◆ Given request
Using the material that follows, identify and copy each line with the string "Federal".

_____

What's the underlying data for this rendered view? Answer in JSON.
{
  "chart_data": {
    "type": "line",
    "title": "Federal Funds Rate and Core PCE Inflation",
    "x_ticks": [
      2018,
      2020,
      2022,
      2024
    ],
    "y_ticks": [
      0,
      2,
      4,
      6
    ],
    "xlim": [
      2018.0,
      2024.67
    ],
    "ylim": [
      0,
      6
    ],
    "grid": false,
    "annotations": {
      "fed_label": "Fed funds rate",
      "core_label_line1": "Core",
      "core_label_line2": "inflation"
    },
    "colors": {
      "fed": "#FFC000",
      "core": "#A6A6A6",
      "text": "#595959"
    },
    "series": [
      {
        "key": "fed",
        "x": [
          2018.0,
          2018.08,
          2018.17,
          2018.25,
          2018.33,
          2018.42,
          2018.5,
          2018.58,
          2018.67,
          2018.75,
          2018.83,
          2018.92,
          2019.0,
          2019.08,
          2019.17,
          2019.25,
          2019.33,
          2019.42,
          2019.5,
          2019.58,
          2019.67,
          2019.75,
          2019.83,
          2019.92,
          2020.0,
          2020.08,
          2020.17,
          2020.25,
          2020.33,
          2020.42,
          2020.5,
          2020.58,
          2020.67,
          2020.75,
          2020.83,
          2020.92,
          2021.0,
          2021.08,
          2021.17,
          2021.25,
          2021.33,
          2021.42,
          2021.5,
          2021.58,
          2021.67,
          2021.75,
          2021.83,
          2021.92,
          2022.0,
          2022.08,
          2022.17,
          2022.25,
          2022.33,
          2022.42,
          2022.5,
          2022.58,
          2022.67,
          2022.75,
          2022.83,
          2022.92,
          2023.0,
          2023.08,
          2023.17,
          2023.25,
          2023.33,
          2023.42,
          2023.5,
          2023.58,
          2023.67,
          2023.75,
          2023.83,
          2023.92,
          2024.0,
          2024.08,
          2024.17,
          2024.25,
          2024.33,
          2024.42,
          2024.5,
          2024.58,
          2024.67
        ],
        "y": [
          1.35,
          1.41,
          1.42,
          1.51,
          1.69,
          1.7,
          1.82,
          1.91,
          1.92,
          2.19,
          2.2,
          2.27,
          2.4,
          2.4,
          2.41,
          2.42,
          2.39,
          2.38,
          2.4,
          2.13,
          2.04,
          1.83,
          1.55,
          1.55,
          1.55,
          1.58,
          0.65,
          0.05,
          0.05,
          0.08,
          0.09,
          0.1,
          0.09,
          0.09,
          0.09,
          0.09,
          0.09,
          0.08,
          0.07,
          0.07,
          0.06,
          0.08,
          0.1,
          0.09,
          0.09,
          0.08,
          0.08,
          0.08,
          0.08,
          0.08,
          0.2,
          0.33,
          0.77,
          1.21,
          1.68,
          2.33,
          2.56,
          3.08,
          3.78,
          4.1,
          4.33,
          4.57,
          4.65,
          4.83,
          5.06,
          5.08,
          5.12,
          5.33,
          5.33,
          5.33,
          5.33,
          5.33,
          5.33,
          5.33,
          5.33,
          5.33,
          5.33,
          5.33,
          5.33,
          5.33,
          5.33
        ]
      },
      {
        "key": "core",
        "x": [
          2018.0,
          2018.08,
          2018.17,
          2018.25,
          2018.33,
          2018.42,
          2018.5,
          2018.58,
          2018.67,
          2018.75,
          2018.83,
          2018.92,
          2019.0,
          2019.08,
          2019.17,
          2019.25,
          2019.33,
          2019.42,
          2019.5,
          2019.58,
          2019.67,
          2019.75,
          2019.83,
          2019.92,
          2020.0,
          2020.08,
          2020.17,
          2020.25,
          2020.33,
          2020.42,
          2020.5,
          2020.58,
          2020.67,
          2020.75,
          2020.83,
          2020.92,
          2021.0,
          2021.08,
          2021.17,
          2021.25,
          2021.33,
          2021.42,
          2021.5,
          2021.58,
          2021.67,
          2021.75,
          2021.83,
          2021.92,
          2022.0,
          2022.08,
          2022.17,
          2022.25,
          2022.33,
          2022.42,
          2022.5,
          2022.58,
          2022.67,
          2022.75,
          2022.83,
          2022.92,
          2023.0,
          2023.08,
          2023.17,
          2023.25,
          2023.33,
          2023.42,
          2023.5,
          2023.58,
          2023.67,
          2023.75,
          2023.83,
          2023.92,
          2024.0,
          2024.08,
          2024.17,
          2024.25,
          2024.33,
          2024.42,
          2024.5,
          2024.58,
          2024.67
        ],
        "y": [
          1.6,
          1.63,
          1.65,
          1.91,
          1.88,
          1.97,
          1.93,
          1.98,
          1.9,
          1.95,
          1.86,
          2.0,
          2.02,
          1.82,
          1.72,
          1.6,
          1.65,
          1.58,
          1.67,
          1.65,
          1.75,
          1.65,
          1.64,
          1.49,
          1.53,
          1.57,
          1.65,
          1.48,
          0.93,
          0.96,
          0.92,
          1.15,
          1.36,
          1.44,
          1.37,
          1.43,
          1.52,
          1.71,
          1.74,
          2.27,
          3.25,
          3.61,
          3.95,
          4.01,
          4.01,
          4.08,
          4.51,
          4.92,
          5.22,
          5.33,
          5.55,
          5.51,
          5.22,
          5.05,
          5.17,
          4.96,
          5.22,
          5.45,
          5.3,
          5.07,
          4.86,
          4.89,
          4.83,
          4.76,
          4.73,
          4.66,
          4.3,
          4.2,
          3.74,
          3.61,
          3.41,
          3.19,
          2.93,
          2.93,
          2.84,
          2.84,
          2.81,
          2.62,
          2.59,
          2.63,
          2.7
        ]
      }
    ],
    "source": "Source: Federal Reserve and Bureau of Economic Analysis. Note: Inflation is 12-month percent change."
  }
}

_____

◆ Answer to the exercise
    "title": "Federal Funds Rate and Core PCE Inflation",
    "source": "Source: Federal Reserve and Bureau of Economic Analysis. Note: Inflation is 12-month percent change."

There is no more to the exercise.